**GIVEN INSTRUCTION**:
Which lines contain the word "source"? Return each of them as written.

--- Begin DATA ROWS ---

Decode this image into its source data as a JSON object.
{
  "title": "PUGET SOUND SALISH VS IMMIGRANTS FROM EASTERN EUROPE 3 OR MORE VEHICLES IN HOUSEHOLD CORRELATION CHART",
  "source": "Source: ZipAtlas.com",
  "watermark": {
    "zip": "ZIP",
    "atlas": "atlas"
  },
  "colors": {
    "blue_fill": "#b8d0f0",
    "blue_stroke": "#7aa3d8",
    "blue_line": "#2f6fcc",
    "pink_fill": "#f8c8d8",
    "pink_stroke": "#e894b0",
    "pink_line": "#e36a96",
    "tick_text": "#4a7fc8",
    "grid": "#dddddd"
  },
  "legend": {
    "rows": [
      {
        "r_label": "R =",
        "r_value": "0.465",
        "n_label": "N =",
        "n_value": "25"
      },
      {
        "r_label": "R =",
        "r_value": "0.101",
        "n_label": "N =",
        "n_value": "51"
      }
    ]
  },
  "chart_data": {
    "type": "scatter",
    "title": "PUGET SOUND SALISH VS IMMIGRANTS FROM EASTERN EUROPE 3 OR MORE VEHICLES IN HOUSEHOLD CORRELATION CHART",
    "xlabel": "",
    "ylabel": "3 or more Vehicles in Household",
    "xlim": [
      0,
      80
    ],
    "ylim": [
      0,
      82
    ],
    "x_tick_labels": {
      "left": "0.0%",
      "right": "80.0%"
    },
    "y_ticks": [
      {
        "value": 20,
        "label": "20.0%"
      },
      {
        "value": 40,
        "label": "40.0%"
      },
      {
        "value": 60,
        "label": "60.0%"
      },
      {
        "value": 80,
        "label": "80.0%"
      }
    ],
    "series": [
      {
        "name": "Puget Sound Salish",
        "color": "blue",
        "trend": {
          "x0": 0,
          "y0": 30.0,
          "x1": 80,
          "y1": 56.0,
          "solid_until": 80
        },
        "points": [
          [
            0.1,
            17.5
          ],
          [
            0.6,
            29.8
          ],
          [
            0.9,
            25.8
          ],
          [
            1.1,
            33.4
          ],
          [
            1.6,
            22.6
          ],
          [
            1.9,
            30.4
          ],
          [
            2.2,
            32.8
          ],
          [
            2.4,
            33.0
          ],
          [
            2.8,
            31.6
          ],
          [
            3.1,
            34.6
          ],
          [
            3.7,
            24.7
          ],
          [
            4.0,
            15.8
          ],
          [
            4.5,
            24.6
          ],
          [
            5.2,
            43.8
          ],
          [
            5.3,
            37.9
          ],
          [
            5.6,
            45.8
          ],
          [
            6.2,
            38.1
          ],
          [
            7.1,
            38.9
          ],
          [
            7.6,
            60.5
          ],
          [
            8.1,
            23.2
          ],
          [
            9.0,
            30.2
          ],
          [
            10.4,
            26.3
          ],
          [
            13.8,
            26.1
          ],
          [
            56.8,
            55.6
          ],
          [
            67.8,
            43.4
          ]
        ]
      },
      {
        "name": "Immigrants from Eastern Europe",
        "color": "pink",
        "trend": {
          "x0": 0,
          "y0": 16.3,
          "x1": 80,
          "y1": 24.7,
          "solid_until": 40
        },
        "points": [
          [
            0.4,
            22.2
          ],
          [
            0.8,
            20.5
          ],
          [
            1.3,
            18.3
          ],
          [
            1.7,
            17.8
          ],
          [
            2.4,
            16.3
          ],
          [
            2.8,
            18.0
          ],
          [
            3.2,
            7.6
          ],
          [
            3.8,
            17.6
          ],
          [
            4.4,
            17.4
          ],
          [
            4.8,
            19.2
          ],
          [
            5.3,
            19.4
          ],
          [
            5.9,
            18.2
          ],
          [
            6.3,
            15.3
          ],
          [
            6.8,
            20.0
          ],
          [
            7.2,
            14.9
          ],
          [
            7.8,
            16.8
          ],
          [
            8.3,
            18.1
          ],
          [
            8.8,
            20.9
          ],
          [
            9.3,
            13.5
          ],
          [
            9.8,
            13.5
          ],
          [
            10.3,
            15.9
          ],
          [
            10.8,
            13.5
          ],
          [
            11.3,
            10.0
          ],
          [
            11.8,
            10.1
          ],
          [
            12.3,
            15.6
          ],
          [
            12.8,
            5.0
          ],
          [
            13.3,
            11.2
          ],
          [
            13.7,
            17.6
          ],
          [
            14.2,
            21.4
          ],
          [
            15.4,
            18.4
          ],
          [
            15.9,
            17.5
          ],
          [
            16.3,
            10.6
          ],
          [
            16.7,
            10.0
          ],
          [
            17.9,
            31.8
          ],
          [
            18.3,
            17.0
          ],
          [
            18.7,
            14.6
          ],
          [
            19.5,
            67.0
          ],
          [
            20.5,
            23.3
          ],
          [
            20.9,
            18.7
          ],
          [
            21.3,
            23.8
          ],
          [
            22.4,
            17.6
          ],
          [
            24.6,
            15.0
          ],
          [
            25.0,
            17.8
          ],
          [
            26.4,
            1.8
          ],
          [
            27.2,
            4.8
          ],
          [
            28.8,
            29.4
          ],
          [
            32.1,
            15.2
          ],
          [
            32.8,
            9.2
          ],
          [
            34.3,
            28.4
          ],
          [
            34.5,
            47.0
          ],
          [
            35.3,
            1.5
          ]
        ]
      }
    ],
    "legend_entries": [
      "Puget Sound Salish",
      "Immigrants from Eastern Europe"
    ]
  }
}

--- End DATA ROWS ---

**CORRECT RESULT**:
Decode this image into its source data as a JSON object.
  "source": "Source: ZipAtlas.com",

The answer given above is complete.